* Task brief
Lines containing the word "will" should be extracted in full.

....................

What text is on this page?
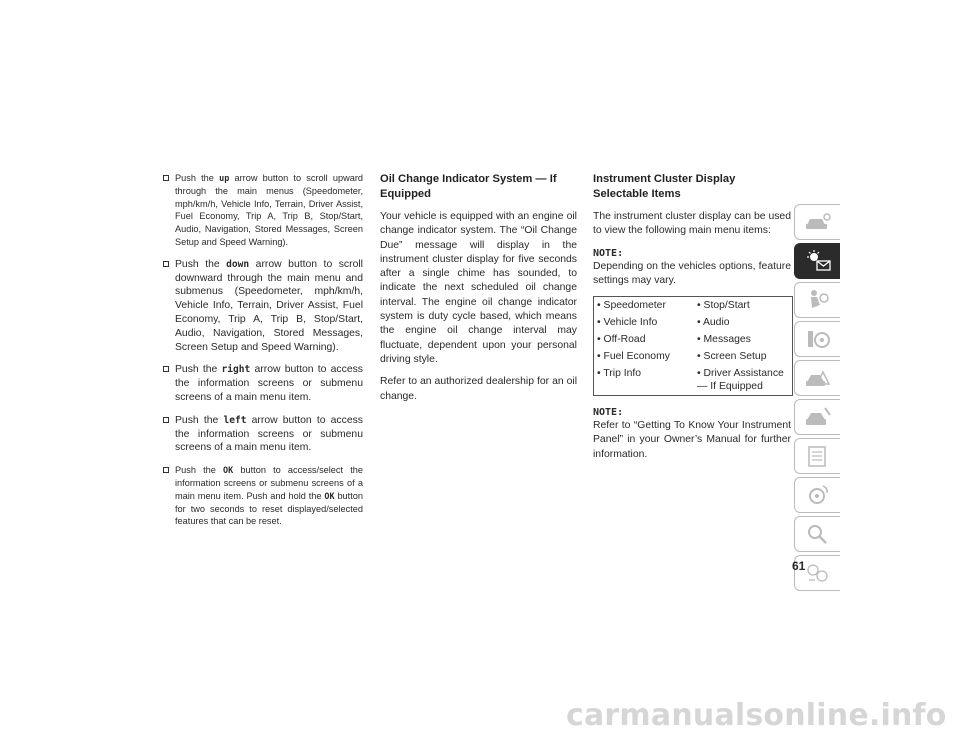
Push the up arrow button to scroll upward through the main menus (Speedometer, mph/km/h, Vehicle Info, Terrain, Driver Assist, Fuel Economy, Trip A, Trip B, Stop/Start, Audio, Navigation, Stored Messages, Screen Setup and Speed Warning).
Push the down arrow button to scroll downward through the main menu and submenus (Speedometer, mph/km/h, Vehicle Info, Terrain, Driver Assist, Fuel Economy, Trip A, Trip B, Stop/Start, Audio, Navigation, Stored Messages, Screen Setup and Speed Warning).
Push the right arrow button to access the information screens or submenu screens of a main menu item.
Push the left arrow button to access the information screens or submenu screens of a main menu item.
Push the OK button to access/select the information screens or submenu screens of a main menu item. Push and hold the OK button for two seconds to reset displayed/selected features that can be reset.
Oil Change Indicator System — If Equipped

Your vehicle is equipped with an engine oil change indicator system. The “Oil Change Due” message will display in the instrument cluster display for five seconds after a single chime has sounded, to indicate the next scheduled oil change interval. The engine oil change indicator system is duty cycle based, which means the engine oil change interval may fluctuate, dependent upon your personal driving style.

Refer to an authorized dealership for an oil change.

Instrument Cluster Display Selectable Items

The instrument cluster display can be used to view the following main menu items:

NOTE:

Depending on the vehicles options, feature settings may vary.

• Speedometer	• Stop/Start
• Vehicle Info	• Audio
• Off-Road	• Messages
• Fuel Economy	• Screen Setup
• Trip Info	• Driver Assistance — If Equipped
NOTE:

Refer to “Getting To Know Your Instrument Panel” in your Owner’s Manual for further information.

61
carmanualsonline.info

....................

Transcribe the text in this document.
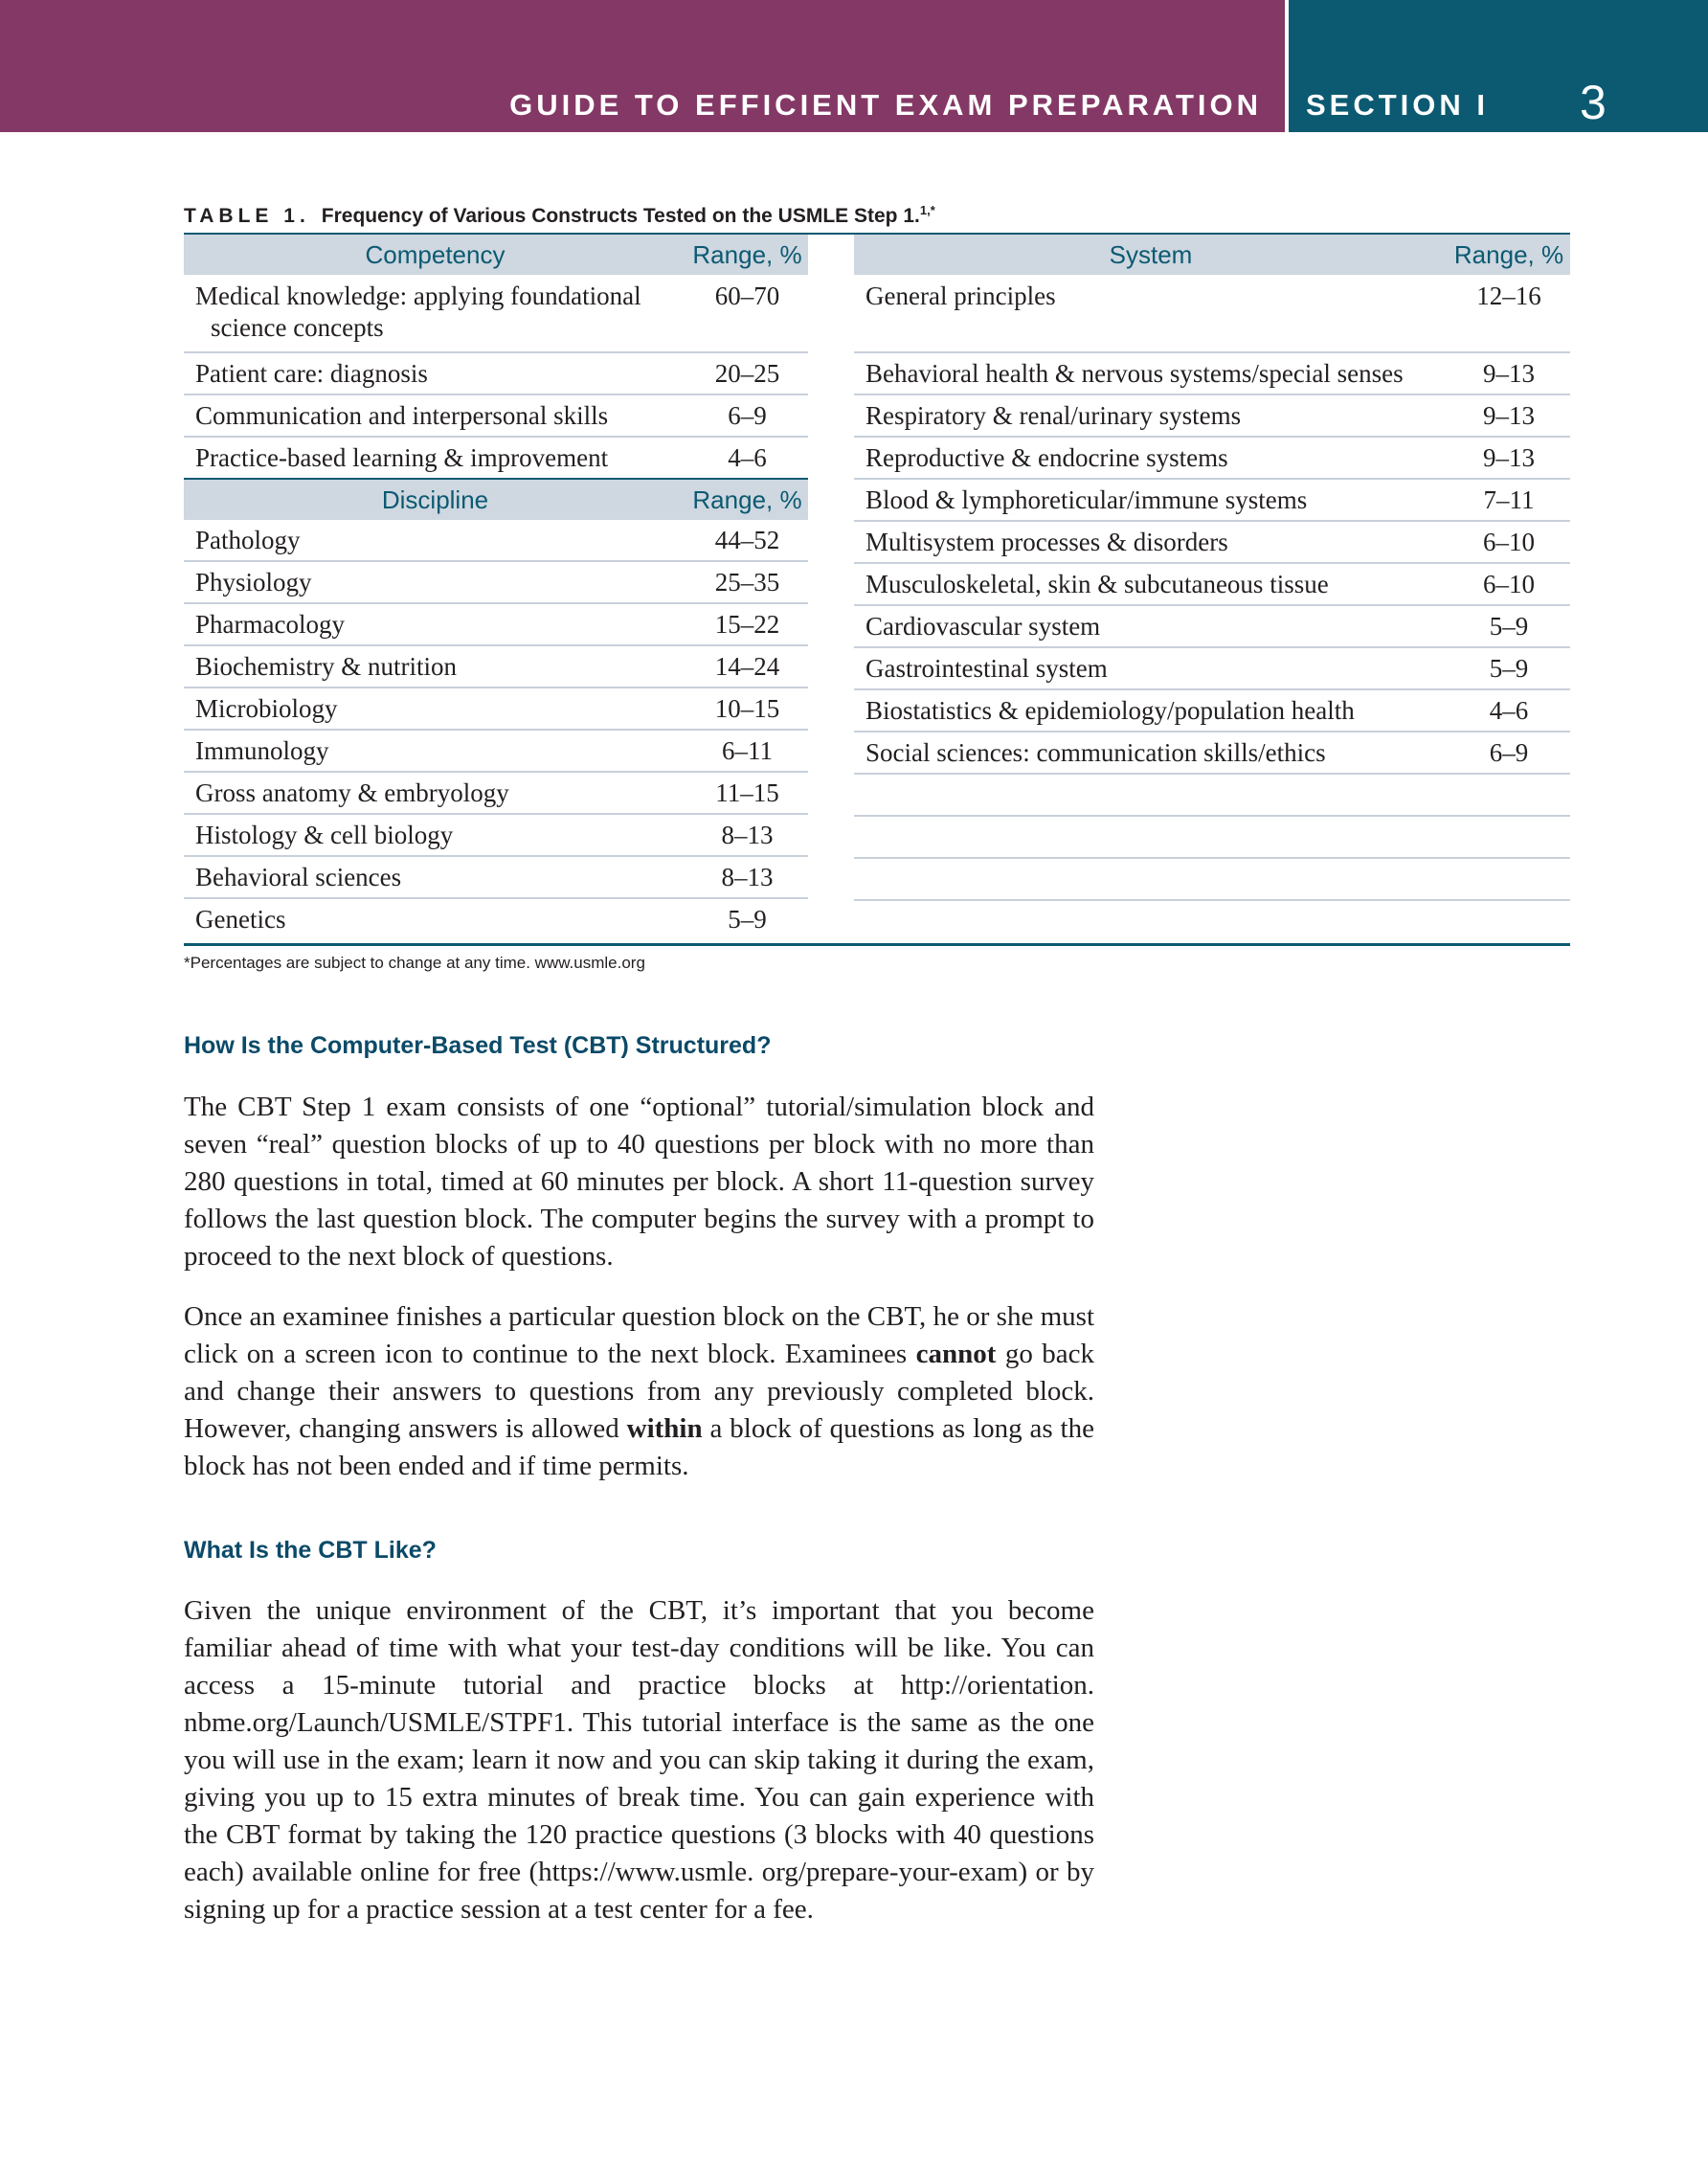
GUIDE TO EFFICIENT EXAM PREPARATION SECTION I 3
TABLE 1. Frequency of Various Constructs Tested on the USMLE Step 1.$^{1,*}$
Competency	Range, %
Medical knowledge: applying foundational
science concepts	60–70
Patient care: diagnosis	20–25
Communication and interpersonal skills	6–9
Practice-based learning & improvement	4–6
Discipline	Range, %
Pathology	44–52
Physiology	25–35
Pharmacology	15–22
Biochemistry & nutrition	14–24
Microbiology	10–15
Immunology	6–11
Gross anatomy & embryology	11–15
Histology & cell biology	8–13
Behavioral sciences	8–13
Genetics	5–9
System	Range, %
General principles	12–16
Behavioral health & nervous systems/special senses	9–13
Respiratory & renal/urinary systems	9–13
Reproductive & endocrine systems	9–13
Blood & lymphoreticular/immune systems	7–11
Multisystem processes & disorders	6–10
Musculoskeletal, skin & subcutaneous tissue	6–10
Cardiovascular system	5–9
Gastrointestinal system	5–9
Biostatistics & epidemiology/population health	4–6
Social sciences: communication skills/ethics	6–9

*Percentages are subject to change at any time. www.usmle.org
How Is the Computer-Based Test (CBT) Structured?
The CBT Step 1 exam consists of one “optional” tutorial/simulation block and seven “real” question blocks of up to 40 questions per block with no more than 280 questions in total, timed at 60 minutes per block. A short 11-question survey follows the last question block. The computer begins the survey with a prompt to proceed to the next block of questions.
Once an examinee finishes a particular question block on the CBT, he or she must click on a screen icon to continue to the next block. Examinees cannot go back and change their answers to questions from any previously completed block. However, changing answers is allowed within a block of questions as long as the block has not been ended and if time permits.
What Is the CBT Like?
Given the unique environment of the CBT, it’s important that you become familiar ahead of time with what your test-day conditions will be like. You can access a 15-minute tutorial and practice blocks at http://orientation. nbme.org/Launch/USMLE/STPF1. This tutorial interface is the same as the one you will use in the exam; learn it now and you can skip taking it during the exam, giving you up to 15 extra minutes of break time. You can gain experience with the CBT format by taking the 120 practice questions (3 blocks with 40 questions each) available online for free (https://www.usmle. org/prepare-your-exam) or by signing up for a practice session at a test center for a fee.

....................

* Right answer
Your vehicle is equipped with an engine oil change indicator system. The “Oil Change Due” message will display in the instrument cluster display for five seconds after a single chime has sounded, to indicate the next scheduled oil change interval. The engine oil change indicator system is duty cycle based, which means the engine oil change interval may fluctuate, dependent upon your personal driving style.
Given the unique environment of the CBT, it’s important that you become familiar ahead of time with what your test-day conditions will be like. You can access a 15-minute tutorial and practice blocks at http://orientation. nbme.org/Launch/USMLE/STPF1. This tutorial interface is the same as the one you will use in the exam; learn it now and you can skip taking it during the exam, giving you up to 15 extra minutes of break time. You can gain experience with the CBT format by taking the 120 practice questions (3 blocks with 40 questions each) available online for free (https://www.usmle. org/prepare-your-exam) or by signing up for a practice session at a test center for a fee.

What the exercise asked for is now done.